▸ **YOUR OBJECTIVE**
Search the listing for "Silver" and copy every line where it appears.

▸ **MATERIAL PROVIDED**
▬▬▬▬▬▬

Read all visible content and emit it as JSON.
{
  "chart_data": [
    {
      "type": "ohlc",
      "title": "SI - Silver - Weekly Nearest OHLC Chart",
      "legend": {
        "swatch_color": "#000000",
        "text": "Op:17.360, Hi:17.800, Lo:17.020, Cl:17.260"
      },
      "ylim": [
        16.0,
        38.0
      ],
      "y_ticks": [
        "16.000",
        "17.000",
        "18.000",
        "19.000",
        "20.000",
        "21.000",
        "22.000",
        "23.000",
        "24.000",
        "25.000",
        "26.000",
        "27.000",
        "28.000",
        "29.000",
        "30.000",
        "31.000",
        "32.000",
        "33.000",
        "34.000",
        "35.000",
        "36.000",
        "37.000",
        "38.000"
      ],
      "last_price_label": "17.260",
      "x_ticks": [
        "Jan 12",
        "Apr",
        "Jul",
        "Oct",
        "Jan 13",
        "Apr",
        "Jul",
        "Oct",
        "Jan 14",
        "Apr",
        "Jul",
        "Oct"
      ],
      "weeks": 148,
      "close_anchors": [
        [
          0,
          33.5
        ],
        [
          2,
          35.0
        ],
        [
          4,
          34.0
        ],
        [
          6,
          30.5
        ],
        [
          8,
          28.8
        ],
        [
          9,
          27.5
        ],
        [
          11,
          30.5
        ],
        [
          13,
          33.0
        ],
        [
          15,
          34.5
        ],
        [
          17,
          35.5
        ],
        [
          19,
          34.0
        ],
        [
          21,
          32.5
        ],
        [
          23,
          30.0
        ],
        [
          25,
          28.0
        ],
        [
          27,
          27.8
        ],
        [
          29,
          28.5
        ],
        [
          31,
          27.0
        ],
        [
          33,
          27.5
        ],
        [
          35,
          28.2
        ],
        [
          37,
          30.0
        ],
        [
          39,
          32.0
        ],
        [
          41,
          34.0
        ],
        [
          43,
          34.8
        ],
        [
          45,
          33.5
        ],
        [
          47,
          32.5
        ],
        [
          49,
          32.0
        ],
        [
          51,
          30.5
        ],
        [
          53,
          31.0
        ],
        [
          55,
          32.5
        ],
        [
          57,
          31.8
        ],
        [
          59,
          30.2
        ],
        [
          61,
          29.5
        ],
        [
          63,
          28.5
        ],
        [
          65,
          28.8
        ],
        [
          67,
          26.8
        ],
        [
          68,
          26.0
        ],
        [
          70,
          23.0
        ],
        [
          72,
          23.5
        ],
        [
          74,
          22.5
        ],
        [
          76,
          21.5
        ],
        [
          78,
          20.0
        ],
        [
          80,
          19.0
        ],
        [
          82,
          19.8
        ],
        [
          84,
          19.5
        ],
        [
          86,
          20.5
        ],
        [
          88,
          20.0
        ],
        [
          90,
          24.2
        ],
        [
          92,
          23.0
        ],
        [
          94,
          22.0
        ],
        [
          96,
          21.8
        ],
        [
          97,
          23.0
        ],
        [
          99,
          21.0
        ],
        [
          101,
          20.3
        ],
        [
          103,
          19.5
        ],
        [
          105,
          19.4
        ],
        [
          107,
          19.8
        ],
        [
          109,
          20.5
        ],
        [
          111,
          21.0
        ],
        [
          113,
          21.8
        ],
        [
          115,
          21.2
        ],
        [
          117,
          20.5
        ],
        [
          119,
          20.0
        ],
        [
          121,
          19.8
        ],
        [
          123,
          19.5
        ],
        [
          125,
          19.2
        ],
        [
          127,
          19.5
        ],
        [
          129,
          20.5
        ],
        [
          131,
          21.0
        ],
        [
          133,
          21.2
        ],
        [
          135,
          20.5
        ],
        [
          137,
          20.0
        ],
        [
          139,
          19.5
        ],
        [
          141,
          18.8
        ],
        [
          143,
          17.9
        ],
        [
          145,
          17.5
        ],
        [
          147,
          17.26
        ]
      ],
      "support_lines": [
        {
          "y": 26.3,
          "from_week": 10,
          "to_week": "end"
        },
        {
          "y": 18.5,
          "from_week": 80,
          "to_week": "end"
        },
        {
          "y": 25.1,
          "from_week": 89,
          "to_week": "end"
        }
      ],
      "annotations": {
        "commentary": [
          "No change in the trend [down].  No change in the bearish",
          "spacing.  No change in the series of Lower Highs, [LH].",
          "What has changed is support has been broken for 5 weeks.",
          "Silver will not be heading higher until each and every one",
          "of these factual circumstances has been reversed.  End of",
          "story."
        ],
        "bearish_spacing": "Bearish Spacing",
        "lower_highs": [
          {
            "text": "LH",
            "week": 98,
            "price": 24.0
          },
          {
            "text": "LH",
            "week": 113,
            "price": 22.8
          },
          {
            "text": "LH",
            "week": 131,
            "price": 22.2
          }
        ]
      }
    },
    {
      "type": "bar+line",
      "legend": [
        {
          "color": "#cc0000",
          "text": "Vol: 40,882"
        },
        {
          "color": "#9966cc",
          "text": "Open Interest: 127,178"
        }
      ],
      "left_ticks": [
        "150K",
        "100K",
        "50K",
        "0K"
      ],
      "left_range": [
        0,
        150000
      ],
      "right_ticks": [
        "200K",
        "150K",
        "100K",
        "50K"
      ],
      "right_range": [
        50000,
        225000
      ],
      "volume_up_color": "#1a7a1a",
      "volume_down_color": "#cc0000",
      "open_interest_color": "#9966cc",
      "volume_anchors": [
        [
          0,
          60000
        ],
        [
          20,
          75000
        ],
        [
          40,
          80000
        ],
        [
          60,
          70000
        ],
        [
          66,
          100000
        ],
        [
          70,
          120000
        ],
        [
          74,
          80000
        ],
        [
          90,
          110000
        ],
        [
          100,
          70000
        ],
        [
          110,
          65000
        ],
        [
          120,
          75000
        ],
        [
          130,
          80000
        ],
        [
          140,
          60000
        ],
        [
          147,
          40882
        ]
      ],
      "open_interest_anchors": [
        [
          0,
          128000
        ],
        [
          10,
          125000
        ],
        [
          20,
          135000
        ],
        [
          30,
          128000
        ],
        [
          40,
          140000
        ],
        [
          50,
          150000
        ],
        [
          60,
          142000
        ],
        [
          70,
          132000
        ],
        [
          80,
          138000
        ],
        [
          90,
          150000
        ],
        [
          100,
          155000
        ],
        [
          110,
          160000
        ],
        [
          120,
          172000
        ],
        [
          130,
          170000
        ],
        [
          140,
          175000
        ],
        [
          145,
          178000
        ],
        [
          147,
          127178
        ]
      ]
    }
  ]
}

▬▬▬▬▬▬

▸ **RESULT FOR THIS TASK**
      "title": "SI - Silver - Weekly Nearest OHLC Chart",
          "Silver will not be heading higher until each and every one",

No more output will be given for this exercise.